(データセットの項目)
◇ ◇ ◇ ◇

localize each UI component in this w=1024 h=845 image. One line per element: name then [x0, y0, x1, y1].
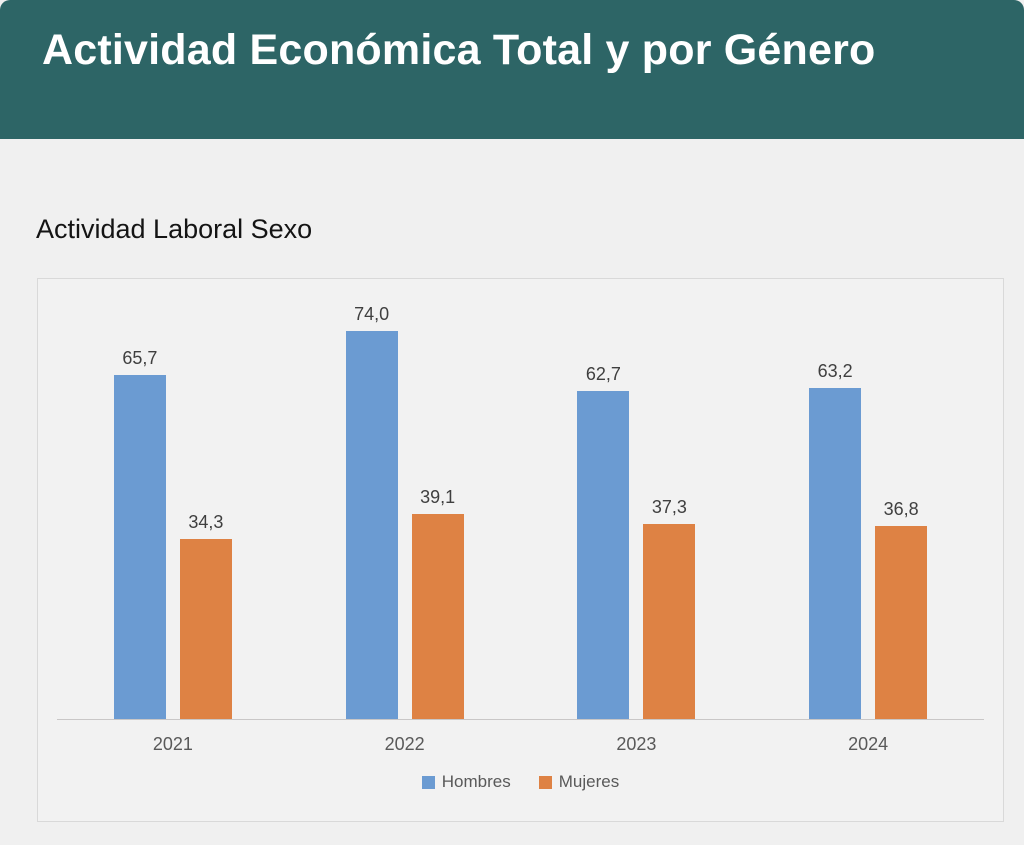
- x-axis-label-2022: 2022: [384, 734, 425, 754]
- chart-plot: 65,7 34,3 74,0 39,1 62,7 37,3 63,2 36,8: [57, 279, 984, 720]
- bar-group-2023: 62,7 37,3: [521, 279, 753, 719]
- legend-label: Hombres: [441, 772, 511, 791]
- bar-hombres-2024: 63,2: [809, 361, 862, 719]
- legend-swatch-icon: [538, 775, 552, 789]
- x-axis-label-2021: 2021: [152, 734, 193, 754]
- bar-mujeres-2023: 37,3: [643, 497, 696, 719]
- bar-group-2021: 65,7 34,3: [57, 279, 289, 719]
- bar-value-label-mujeres-2024: 36,8: [883, 499, 919, 519]
- chart-card: 65,7 34,3 74,0 39,1 62,7 37,3 63,2 36,8 2021 202…: [37, 278, 1004, 822]
- chart-title: Actividad Laboral Sexo: [36, 214, 313, 244]
- bar-value-label-hombres-2023: 62,7: [585, 364, 621, 384]
- bar-value-label-mujeres-2023: 37,3: [651, 497, 687, 517]
- bar-group-2024: 63,2 36,8: [752, 279, 984, 719]
- x-axis-label-2023: 2023: [616, 734, 657, 754]
- page-title: Actividad Económica Total y por Género: [42, 26, 876, 74]
- bar-hombres-2022: 74,0: [345, 304, 398, 719]
- legend-item-mujeres: Mujeres: [538, 772, 620, 792]
- bar-value-label-hombres-2022: 74,0: [354, 304, 390, 324]
- legend-swatch-icon: [421, 775, 435, 789]
- bar-hombres-2021: 65,7: [113, 348, 166, 719]
- bar-value-label-hombres-2021: 65,7: [122, 348, 158, 368]
- bar-hombres-2023: 62,7: [577, 364, 630, 719]
- bar-mujeres-2024: 36,8: [875, 499, 928, 719]
- x-axis-label-2024: 2024: [848, 734, 889, 754]
- bar-value-label-hombres-2024: 63,2: [817, 361, 853, 381]
- bar-mujeres-2021: 34,3: [179, 512, 232, 719]
- chart-legend: Hombres Mujeres: [38, 772, 1003, 792]
- bar-value-label-mujeres-2021: 34,3: [188, 512, 224, 532]
- bar-mujeres-2022: 39,1: [411, 487, 464, 719]
- bar-value-label-mujeres-2022: 39,1: [420, 487, 456, 507]
- legend-item-hombres: Hombres: [421, 772, 511, 792]
- x-axis-labels: 2021 2022 2023 2024: [57, 720, 984, 755]
- header-banner: Actividad Económica Total y por Género: [0, 0, 1024, 139]
- legend-label: Mujeres: [558, 772, 620, 791]
- bar-group-2022: 74,0 39,1: [289, 279, 521, 719]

◇ ◇ ◇ ◇

課題 |
上記のレコードを、画像を除いてすべての行を一字一句違えずに書き写すこと。

解答 |
localize each UI component in this w=1024 h=845 image. One line per element: name then [x0, y0, x1, y1].
- x-axis-label-2022: 2022: [384, 734, 425, 754]
- chart-plot: 65,7 34,3 74,0 39,1 62,7 37,3 63,2 36,8: [57, 279, 984, 720]
- bar-group-2023: 62,7 37,3: [521, 279, 753, 719]
- legend-label: Hombres: [441, 772, 511, 791]
- bar-hombres-2024: 63,2: [809, 361, 862, 719]
- legend-swatch-icon: [538, 775, 552, 789]
- x-axis-label-2021: 2021: [152, 734, 193, 754]
- bar-mujeres-2023: 37,3: [643, 497, 696, 719]
- bar-group-2021: 65,7 34,3: [57, 279, 289, 719]
- bar-value-label-mujeres-2024: 36,8: [883, 499, 919, 519]
- chart-card: 65,7 34,3 74,0 39,1 62,7 37,3 63,2 36,8 2021 202…: [37, 278, 1004, 822]
- chart-title: Actividad Laboral Sexo: [36, 214, 313, 244]
- bar-value-label-hombres-2023: 62,7: [585, 364, 621, 384]
- bar-value-label-mujeres-2023: 37,3: [651, 497, 687, 517]
- bar-group-2024: 63,2 36,8: [752, 279, 984, 719]
- x-axis-label-2023: 2023: [616, 734, 657, 754]
- page-title: Actividad Económica Total y por Género: [42, 26, 876, 74]
- bar-hombres-2022: 74,0: [345, 304, 398, 719]
- legend-item-mujeres: Mujeres: [538, 772, 620, 792]
- bar-value-label-hombres-2022: 74,0: [354, 304, 390, 324]
- legend-swatch-icon: [421, 775, 435, 789]
- bar-hombres-2021: 65,7: [113, 348, 166, 719]
- bar-value-label-hombres-2021: 65,7: [122, 348, 158, 368]
- bar-hombres-2023: 62,7: [577, 364, 630, 719]
- bar-mujeres-2024: 36,8: [875, 499, 928, 719]
- x-axis-label-2024: 2024: [848, 734, 889, 754]
- bar-value-label-hombres-2024: 63,2: [817, 361, 853, 381]
- bar-mujeres-2021: 34,3: [179, 512, 232, 719]
- chart-legend: Hombres Mujeres: [38, 772, 1003, 792]
- bar-value-label-mujeres-2021: 34,3: [188, 512, 224, 532]
- bar-mujeres-2022: 39,1: [411, 487, 464, 719]
- bar-value-label-mujeres-2022: 39,1: [420, 487, 456, 507]
- legend-item-hombres: Hombres: [421, 772, 511, 792]
- x-axis-labels: 2021 2022 2023 2024: [57, 720, 984, 755]
- header-banner: Actividad Económica Total y por Género: [0, 0, 1024, 139]
- legend-label: Mujeres: [558, 772, 620, 791]
- bar-group-2022: 74,0 39,1: [289, 279, 521, 719]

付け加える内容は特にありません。